**What you have to do:**
Draw out every line with the word "frac" from the listing below.

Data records
***
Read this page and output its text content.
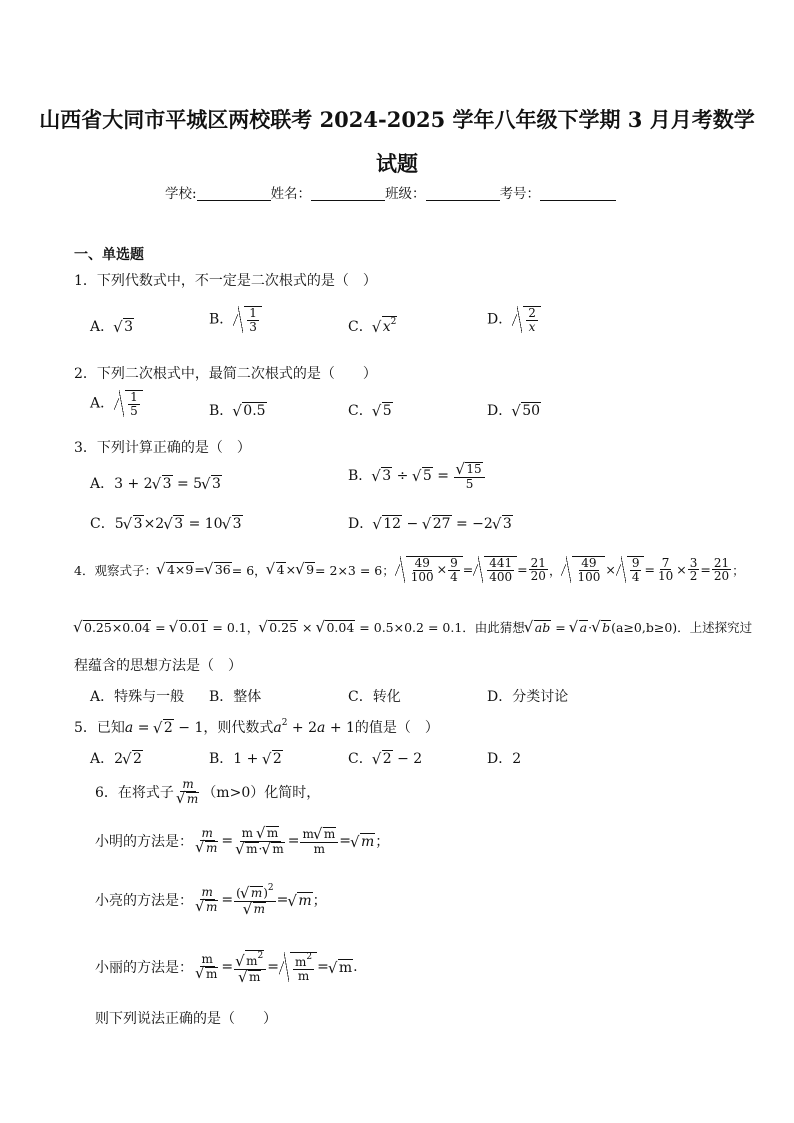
山西省大同市平城区两校联考 2024-2025 学年八年级下学期 3 月月考数学
试题
学校:	姓名：	班级：	考号：
一、单选题
1．下列代数式中，不一定是二次根式的是（　）
A． √ 3	B． $\frac{1}{3}$	C． √ $x^2$	D． $\frac{2}{x}$
2．下列二次根式中，最简二次根式的是（　　）
A． $\frac{1}{5}$	B． √ 0.5	C． √ 5	D． √ 50
3．下列计算正确的是（　）
A．3 + 2 √ 3 = 5 √ 3	B． √ 3 ÷ √ 5 = √ $\frac{15}{5}$
C．5 √ 3×2 √ 3 = 10 √ 3	D． √ 12 − √ 27 = −2 √ 3
4．观察式子： √ 4×9 = √ 36 = 6， √ 4 × √ 9 = 2×3 = 6； $\frac{49}{100} \times \frac{9}{4} = \frac{441}{400} = \frac{21}{20}$ ， $\frac{49}{100} \times \frac{9}{4} = \frac{7}{10} \times \frac{3}{2} = \frac{21}{20}$ ；
√ 0.25×0.04 = √ 0.01 = 0.1， √ 0.25 × √ 0.04 = 0.5×0.2 = 0.1．由此猜想 √ ab = √ a· √ b(a≥0,b≥0)．上述探究过
程蕴含的思想方法是（　）
A．特殊与一般 B．整体	C．转化	D．分类讨论
5．已知a = √ 2 − 1，则代数式$a^2 + 2a + 1$的值是（　）
A．2 √ 2	B．1 + √ 2	C． √ 2 − 2	D．2
6．在将式子
m
√ m （m>0）化简时，
小明的方法是： m
√ m = m √ m
√ m· √ $m = \frac{m √ m}{m}$ = √ m ；
小亮的方法是： m
√ m = ( √ m)$^2$
√ m = √ m ；
小丽的方法是： m
√ m = √ $m^2$
√ $m = \frac{m^2}{m}$ = √ m .
则下列说法正确的是（　　）
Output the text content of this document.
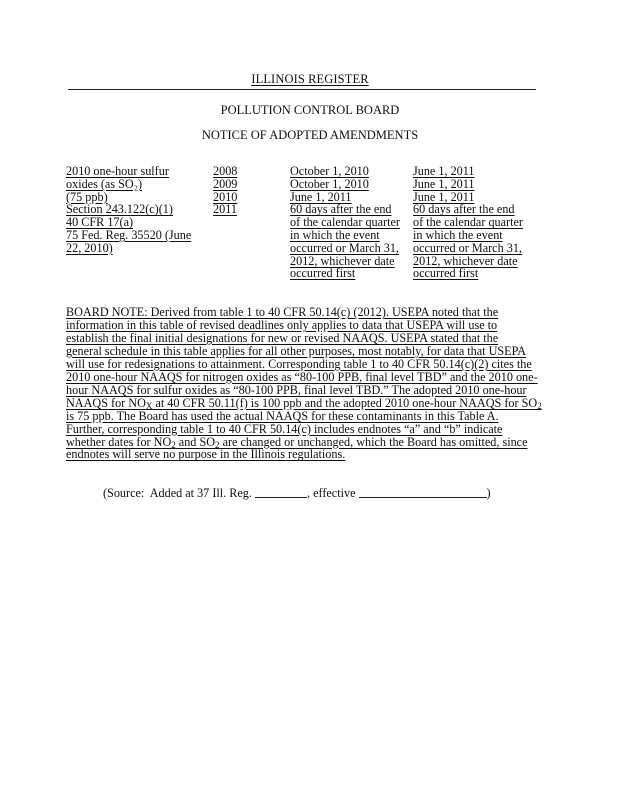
ILLINOIS REGISTER
POLLUTION CONTROL BOARD
NOTICE OF ADOPTED AMENDMENTS
2010 one-hour sulfur
oxides (as SO₂)
(75 ppb)
Section 243.122(c)(1)
40 CFR 17(a)
75 Fed. Reg. 35520 (June
22, 2010)
2008
2009
2010
2011
October 1, 2010
October 1, 2010
June 1, 2011
60 days after the end
of the calendar quarter
in which the event
occurred or March 31,
2012, whichever date
occurred first
June 1, 2011
June 1, 2011
June 1, 2011
60 days after the end
of the calendar quarter
in which the event
occurred or March 31,
2012, whichever date
occurred first
BOARD NOTE: Derived from table 1 to 40 CFR 50.14(c) (2012). USEPA noted that the
information in this table of revised deadlines only applies to data that USEPA will use to
establish the final initial designations for new or revised NAAQS. USEPA stated that the
general schedule in this table applies for all other purposes, most notably, for data that USEPA
will use for redesignations to attainment. Corresponding table 1 to 40 CFR 50.14(c)(2) cites the
2010 one-hour NAAQS for nitrogen oxides as “80-100 PPB, final level TBD” and the 2010 one-
hour NAAQS for sulfur oxides as “80-100 PPB, final level TBD.” The adopted 2010 one-hour
NAAQS for $NO_X$ at 40 CFR 50.11(f) is 100 ppb and the adopted 2010 one-hour NAAQS for $SO_2$
is 75 ppb. The Board has used the actual NAAQS for these contaminants in this Table A.
Further, corresponding table 1 to 40 CFR 50.14(c) includes endnotes “a” and “b” indicate
whether dates for $NO_2$ and $SO_2$ are changed or unchanged, which the Board has omitted, since
endnotes will serve no purpose in the Illinois regulations.
(Source:  Added at 37 Ill. Reg.	, effective	)
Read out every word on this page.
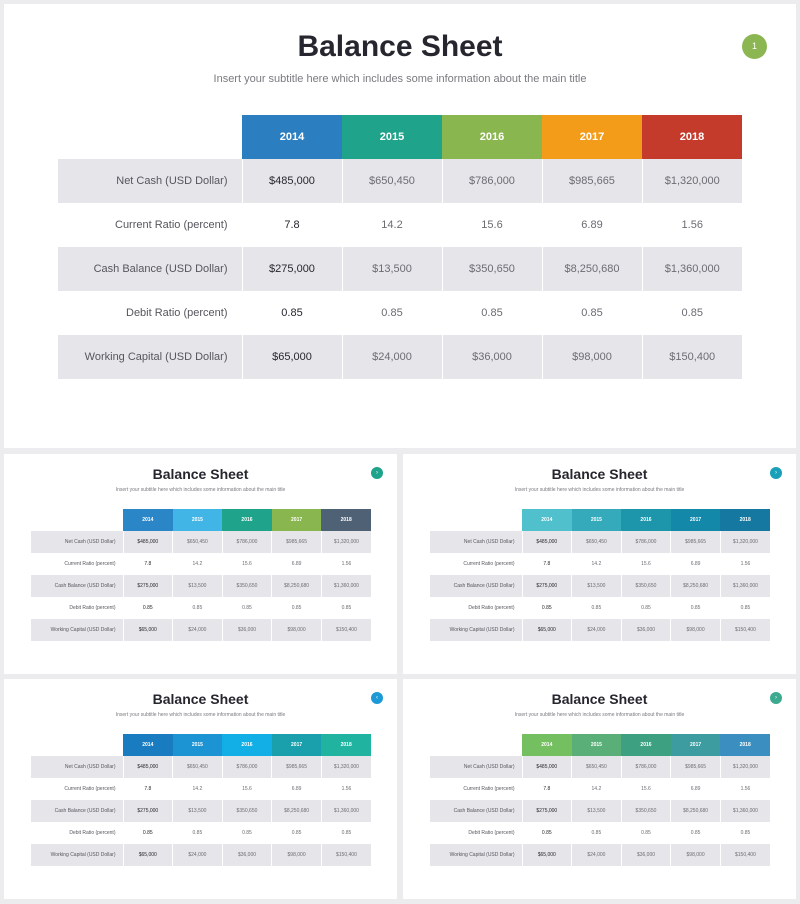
Balance Sheet
Insert your subtitle here which includes some information about the main title
1
	2014	2015	2016	2017	2018
Net Cash (USD Dollar)	$485,000	$650,450	$786,000	$985,665	$1,320,000
Current Ratio (percent)	7.8	14.2	15.6	6.89	1.56
Cash Balance (USD Dollar)	$275,000	$13,500	$350,650	$8,250,680	$1,360,000
Debit Ratio (percent)	0.85	0.85	0.85	0.85	0.85
Working Capital (USD Dollar)	$65,000	$24,000	$36,000	$98,000	$150,400
Balance Sheet
Insert your subtitle here which includes some information about the main title
›
	2014	2015	2016	2017	2018
Net Cash (USD Dollar)	$485,000	$650,450	$786,000	$985,665	$1,320,000
Current Ratio (percent)	7.8	14.2	15.6	6.89	1.56
Cash Balance (USD Dollar)	$275,000	$13,500	$350,650	$8,250,680	$1,360,000
Debit Ratio (percent)	0.85	0.85	0.85	0.85	0.85
Working Capital (USD Dollar)	$65,000	$24,000	$36,000	$98,000	$150,400
Balance Sheet
Insert your subtitle here which includes some information about the main title
›
	2014	2015	2016	2017	2018
Net Cash (USD Dollar)	$485,000	$650,450	$786,000	$985,665	$1,320,000
Current Ratio (percent)	7.8	14.2	15.6	6.89	1.56
Cash Balance (USD Dollar)	$275,000	$13,500	$350,650	$8,250,680	$1,360,000
Debit Ratio (percent)	0.85	0.85	0.85	0.85	0.85
Working Capital (USD Dollar)	$65,000	$24,000	$36,000	$98,000	$150,400
Balance Sheet
Insert your subtitle here which includes some information about the main title
‹
	2014	2015	2016	2017	2018
Net Cash (USD Dollar)	$485,000	$650,450	$786,000	$985,665	$1,320,000
Current Ratio (percent)	7.8	14.2	15.6	6.89	1.56
Cash Balance (USD Dollar)	$275,000	$13,500	$350,650	$8,250,680	$1,360,000
Debit Ratio (percent)	0.85	0.85	0.85	0.85	0.85
Working Capital (USD Dollar)	$65,000	$24,000	$36,000	$98,000	$150,400
Balance Sheet
Insert your subtitle here which includes some information about the main title
›
	2014	2015	2016	2017	2018
Net Cash (USD Dollar)	$485,000	$650,450	$786,000	$985,665	$1,320,000
Current Ratio (percent)	7.8	14.2	15.6	6.89	1.56
Cash Balance (USD Dollar)	$275,000	$13,500	$350,650	$8,250,680	$1,360,000
Debit Ratio (percent)	0.85	0.85	0.85	0.85	0.85
Working Capital (USD Dollar)	$65,000	$24,000	$36,000	$98,000	$150,400
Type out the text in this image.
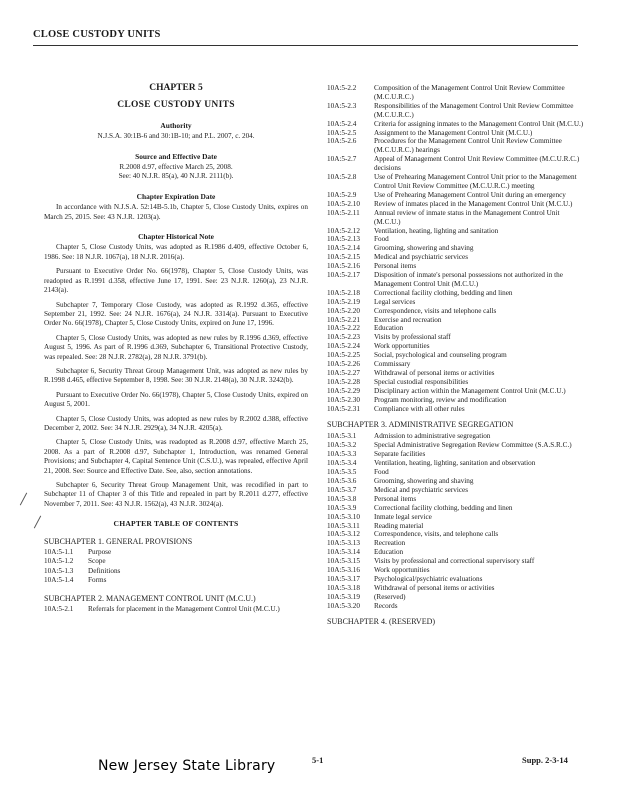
CLOSE CUSTODY UNITS
CHAPTER 5
CLOSE CUSTODY UNITS
Authority
N.J.S.A. 30:1B-6 and 30:1B-10; and P.L. 2007, c. 204.
Source and Effective Date
R.2008 d.97, effective March 25, 2008.
See: 40 N.J.R. 85(a), 40 N.J.R. 2111(b).
Chapter Expiration Date

In accordance with N.J.S.A. 52:14B-5.1b, Chapter 5, Close Custody Units, expires on March 25, 2015. See: 43 N.J.R. 1203(a).

Chapter Historical Note

Chapter 5, Close Custody Units, was adopted as R.1986 d.409, effective October 6, 1986. See: 18 N.J.R. 1067(a), 18 N.J.R. 2016(a).

Pursuant to Executive Order No. 66(1978), Chapter 5, Close Custody Units, was readopted as R.1991 d.358, effective June 17, 1991. See: 23 N.J.R. 1260(a), 23 N.J.R. 2143(a).

Subchapter 7, Temporary Close Custody, was adopted as R.1992 d.365, effective September 21, 1992. See: 24 N.J.R. 1676(a), 24 N.J.R. 3314(a). Pursuant to Executive Order No. 66(1978), Chapter 5, Close Custody Units, expired on June 17, 1996.

Chapter 5, Close Custody Units, was adopted as new rules by R.1996 d.369, effective August 5, 1996. As part of R.1996 d.369, Subchapter 6, Transitional Protective Custody, was repealed. See: 28 N.J.R. 2782(a), 28 N.J.R. 3791(b).

Subchapter 6, Security Threat Group Management Unit, was adopted as new rules by R.1998 d.465, effective September 8, 1998. See: 30 N.J.R. 2148(a), 30 N.J.R. 3242(b).

Pursuant to Executive Order No. 66(1978), Chapter 5, Close Custody Units, expired on August 5, 2001.

Chapter 5, Close Custody Units, was adopted as new rules by R.2002 d.388, effective December 2, 2002. See: 34 N.J.R. 2929(a), 34 N.J.R. 4205(a).

Chapter 5, Close Custody Units, was readopted as R.2008 d.97, effective March 25, 2008. As a part of R.2008 d.97, Subchapter 1, Introduction, was renamed General Provisions; and Subchapter 4, Capital Sentence Unit (C.S.U.), was repealed, effective April 21, 2008. See: Source and Effective Date. See, also, section annotations.

Subchapter 6, Security Threat Group Management Unit, was recodified in part to Subchapter 11 of Chapter 3 of this Title and repealed in part by R.2011 d.277, effective November 7, 2011. See: 43 N.J.R. 1562(a), 43 N.J.R. 3024(a).

CHAPTER TABLE OF CONTENTS
SUBCHAPTER 1. GENERAL PROVISIONS
10A:5-1.1	Purpose
10A:5-1.2	Scope
10A:5-1.3	Definitions
10A:5-1.4	Forms
SUBCHAPTER 2. MANAGEMENT CONTROL UNIT (M.C.U.)
10A:5-2.1	Referrals for placement in the Management Control Unit (M.C.U.)
10A:5-2.2	Composition of the Management Control Unit Review Committee (M.C.U.R.C.)
10A:5-2.3	Responsibilities of the Management Control Unit Review Committee (M.C.U.R.C.)
10A:5-2.4	Criteria for assigning inmates to the Management Control Unit (M.C.U.)
10A:5-2.5	Assignment to the Management Control Unit (M.C.U.)
10A:5-2.6	Procedures for the Management Control Unit Review Committee (M.C.U.R.C.) hearings
10A:5-2.7	Appeal of Management Control Unit Review Committee (M.C.U.R.C.) decisions
10A:5-2.8	Use of Prehearing Management Control Unit prior to the Management Control Unit Review Committee (M.C.U.R.C.) meeting
10A:5-2.9	Use of Prehearing Management Control Unit during an emergency
10A:5-2.10	Review of inmates placed in the Management Control Unit (M.C.U.)
10A:5-2.11	Annual review of inmate status in the Management Control Unit (M.C.U.)
10A:5-2.12	Ventilation, heating, lighting and sanitation
10A:5-2.13	Food
10A:5-2.14	Grooming, showering and shaving
10A:5-2.15	Medical and psychiatric services
10A:5-2.16	Personal items
10A:5-2.17	Disposition of inmate's personal possessions not authorized in the Management Control Unit (M.C.U.)
10A:5-2.18	Correctional facility clothing, bedding and linen
10A:5-2.19	Legal services
10A:5-2.20	Correspondence, visits and telephone calls
10A:5-2.21	Exercise and recreation
10A:5-2.22	Education
10A:5-2.23	Visits by professional staff
10A:5-2.24	Work opportunities
10A:5-2.25	Social, psychological and counseling program
10A:5-2.26	Commissary
10A:5-2.27	Withdrawal of personal items or activities
10A:5-2.28	Special custodial responsibilities
10A:5-2.29	Disciplinary action within the Management Control Unit (M.C.U.)
10A:5-2.30	Program monitoring, review and modification
10A:5-2.31	Compliance with all other rules
SUBCHAPTER 3. ADMINISTRATIVE SEGREGATION
10A:5-3.1	Admission to administrative segregation
10A:5-3.2	Special Administrative Segregation Review Committee (S.A.S.R.C.)
10A:5-3.3	Separate facilities
10A:5-3.4	Ventilation, heating, lighting, sanitation and observation
10A:5-3.5	Food
10A:5-3.6	Grooming, showering and shaving
10A:5-3.7	Medical and psychiatric services
10A:5-3.8	Personal items
10A:5-3.9	Correctional facility clothing, bedding and linen
10A:5-3.10	Inmate legal service
10A:5-3.11	Reading material
10A:5-3.12	Correspondence, visits, and telephone calls
10A:5-3.13	Recreation
10A:5-3.14	Education
10A:5-3.15	Visits by professional and correctional supervisory staff
10A:5-3.16	Work opportunities
10A:5-3.17	Psychological/psychiatric evaluations
10A:5-3.18	Withdrawal of personal items or activities
10A:5-3.19	(Reserved)
10A:5-3.20	Records
SUBCHAPTER 4. (RESERVED)
New Jersey State Library	5-1	Supp. 2-3-14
***
**Solved problem:**
A． √ 3	B． $\frac{1}{3}$	C． √ $x^2$	D． $\frac{2}{x}$
A． $\frac{1}{5}$	B． √ 0.5	C． √ 5	D． √ 50
A．3 + 2 √ 3 = 5 √ 3	B． √ 3 ÷ √ 5 = √ $\frac{15}{5}$
4．观察式子： √ 4×9 = √ 36 = 6， √ 4 × √ 9 = 2×3 = 6； $\frac{49}{100} \times \frac{9}{4} = \frac{441}{400} = \frac{21}{20}$ ， $\frac{49}{100} \times \frac{9}{4} = \frac{7}{10} \times \frac{3}{2} = \frac{21}{20}$ ；
√ m· √ $m = \frac{m √ m}{m}$ = √ m ；
√ $m = \frac{m^2}{m}$ = √ m .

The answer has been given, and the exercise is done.